[What is asked] Locate the word "วนตำบลดอนห" in the data below, then copy every line that holds it.
::::::
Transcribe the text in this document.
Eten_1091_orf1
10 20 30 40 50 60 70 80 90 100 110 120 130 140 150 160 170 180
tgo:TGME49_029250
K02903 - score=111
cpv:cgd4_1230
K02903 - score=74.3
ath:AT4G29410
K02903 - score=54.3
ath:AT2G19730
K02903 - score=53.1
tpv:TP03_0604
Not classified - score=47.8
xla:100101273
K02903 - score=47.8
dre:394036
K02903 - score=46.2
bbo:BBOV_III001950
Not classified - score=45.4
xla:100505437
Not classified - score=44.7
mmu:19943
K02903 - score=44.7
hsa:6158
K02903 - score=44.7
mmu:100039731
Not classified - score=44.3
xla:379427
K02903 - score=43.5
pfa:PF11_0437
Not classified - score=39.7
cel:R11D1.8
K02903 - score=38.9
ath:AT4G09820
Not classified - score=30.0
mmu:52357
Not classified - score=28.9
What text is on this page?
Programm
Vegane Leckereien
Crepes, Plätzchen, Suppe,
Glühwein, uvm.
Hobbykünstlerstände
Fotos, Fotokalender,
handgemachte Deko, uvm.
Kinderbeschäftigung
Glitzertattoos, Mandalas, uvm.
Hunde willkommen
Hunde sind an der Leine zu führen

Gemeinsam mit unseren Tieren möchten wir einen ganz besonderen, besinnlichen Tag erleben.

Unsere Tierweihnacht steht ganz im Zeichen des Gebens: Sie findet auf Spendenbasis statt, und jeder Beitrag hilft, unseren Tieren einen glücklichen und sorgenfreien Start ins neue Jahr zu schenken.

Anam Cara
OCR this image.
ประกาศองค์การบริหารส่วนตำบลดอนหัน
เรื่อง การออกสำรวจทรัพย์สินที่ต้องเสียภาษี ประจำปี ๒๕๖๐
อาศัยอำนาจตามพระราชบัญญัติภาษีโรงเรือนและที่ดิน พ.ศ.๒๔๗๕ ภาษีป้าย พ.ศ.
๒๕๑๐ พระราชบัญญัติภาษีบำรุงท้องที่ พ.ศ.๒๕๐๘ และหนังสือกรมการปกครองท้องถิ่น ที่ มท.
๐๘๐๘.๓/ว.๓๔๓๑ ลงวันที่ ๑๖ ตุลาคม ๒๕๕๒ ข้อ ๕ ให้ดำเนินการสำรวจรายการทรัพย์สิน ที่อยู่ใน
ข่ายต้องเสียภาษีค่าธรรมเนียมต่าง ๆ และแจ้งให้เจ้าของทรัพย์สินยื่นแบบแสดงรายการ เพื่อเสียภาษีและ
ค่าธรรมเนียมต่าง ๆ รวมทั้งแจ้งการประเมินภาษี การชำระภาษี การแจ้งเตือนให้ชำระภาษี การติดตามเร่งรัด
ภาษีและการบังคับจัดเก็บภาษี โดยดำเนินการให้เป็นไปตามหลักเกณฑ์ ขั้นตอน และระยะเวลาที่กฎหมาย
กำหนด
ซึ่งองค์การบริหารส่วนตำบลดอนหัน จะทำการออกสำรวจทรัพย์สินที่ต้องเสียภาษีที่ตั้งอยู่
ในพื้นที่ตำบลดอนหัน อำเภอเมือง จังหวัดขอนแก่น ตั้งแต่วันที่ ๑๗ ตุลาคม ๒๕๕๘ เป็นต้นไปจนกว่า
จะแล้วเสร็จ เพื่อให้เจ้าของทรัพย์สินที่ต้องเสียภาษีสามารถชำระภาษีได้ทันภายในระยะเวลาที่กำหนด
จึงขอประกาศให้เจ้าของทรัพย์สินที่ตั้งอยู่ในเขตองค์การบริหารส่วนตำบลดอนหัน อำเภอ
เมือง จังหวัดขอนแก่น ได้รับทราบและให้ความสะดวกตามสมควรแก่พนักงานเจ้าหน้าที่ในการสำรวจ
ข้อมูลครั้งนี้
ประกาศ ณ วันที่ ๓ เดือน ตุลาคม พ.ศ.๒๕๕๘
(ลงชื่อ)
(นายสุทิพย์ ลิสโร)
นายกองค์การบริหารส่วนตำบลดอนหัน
::::::
[Complete output]
ประกาศองค์การบริหารส่วนตำบลดอนหัน
ซึ่งองค์การบริหารส่วนตำบลดอนหัน จะทำการออกสำรวจทรัพย์สินที่ต้องเสียภาษีที่ตั้งอยู่
จึงขอประกาศให้เจ้าของทรัพย์สินที่ตั้งอยู่ในเขตองค์การบริหารส่วนตำบลดอนหัน อำเภอ
นายกองค์การบริหารส่วนตำบลดอนหัน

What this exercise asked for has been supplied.